Exercise task: Copy all lines that contain the word "Documented".

Information provided:
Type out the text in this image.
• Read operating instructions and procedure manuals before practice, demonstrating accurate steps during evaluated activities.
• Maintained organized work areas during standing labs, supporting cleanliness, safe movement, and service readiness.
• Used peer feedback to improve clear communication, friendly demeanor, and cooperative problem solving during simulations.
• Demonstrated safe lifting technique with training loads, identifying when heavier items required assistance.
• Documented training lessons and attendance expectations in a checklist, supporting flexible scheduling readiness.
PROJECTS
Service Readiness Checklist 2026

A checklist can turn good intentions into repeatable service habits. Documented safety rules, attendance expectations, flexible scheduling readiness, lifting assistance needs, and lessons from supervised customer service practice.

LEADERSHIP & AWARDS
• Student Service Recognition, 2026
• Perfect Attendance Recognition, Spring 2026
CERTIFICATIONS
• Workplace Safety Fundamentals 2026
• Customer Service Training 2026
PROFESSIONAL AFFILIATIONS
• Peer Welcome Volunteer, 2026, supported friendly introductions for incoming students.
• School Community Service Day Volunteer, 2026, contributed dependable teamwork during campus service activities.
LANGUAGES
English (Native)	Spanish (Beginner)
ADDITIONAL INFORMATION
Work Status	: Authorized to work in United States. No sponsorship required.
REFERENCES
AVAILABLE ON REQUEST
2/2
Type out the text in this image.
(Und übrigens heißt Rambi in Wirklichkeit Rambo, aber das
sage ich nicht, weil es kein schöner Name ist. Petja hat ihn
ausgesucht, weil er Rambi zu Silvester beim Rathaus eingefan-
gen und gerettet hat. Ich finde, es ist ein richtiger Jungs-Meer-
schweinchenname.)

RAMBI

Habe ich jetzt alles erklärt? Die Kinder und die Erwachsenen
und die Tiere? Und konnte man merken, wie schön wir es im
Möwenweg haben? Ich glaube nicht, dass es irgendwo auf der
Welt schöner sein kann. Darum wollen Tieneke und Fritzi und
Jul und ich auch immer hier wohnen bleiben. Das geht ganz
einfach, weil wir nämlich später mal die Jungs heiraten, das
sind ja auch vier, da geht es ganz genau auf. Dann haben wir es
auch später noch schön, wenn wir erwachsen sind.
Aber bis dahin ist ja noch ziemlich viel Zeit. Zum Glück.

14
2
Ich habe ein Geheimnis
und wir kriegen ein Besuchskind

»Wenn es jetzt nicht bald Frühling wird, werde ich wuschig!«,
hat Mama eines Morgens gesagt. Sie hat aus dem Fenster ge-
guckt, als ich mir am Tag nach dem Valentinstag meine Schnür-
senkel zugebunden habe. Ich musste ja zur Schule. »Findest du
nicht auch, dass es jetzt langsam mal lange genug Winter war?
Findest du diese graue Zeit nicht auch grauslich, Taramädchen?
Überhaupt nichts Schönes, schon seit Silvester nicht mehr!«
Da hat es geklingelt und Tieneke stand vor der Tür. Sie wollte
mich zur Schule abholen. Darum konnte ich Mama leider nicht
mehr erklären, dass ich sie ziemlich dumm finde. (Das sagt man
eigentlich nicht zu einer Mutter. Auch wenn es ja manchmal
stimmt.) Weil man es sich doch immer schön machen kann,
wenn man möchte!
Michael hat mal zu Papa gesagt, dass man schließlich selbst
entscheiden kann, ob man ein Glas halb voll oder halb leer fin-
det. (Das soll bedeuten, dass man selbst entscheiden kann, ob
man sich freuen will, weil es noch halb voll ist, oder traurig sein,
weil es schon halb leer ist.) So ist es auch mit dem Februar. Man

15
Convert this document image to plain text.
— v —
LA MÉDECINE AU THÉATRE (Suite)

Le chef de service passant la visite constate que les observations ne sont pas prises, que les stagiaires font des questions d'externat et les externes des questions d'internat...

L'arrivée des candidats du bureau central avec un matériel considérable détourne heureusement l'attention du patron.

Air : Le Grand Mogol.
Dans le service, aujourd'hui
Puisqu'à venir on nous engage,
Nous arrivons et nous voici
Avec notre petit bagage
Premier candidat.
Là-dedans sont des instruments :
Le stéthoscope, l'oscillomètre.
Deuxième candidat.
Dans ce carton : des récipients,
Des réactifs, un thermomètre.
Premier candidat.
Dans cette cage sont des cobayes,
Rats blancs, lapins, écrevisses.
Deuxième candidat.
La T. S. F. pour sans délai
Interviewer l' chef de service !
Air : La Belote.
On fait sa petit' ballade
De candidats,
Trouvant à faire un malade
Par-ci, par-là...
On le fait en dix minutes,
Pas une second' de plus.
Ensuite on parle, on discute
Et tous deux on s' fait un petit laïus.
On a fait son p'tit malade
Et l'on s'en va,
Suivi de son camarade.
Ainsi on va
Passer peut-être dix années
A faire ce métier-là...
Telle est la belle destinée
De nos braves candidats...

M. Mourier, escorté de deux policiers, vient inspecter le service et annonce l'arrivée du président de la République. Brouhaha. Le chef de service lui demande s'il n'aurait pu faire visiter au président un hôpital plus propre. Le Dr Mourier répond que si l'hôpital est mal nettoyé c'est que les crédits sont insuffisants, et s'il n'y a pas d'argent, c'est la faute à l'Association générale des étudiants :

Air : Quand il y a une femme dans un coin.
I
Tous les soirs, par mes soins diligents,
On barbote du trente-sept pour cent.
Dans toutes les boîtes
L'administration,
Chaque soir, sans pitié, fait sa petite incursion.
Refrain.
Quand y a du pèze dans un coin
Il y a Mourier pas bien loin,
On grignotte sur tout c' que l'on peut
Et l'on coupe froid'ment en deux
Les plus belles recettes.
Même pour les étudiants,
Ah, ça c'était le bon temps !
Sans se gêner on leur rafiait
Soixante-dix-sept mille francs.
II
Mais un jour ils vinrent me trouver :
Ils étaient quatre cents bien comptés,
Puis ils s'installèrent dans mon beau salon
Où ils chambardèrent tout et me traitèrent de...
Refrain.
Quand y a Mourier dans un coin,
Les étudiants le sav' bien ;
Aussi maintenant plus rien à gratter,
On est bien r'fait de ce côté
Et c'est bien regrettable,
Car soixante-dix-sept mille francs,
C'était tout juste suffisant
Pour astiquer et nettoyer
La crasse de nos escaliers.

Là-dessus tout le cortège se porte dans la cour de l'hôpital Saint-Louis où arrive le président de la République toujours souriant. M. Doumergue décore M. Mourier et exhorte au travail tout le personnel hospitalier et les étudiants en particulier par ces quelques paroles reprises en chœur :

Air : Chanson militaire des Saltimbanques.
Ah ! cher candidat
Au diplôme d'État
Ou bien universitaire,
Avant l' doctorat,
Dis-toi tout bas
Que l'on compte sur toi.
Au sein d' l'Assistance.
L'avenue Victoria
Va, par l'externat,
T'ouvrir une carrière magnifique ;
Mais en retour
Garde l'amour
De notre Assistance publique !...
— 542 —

Response to the exercise:
• Documented training lessons and attendance expectations in a checklist, supporting flexible scheduling readiness.
A checklist can turn good intentions into repeatable service habits. Documented safety rules, attendance expectations, flexible scheduling readiness, lifting assistance needs, and lessons from supervised customer service practice.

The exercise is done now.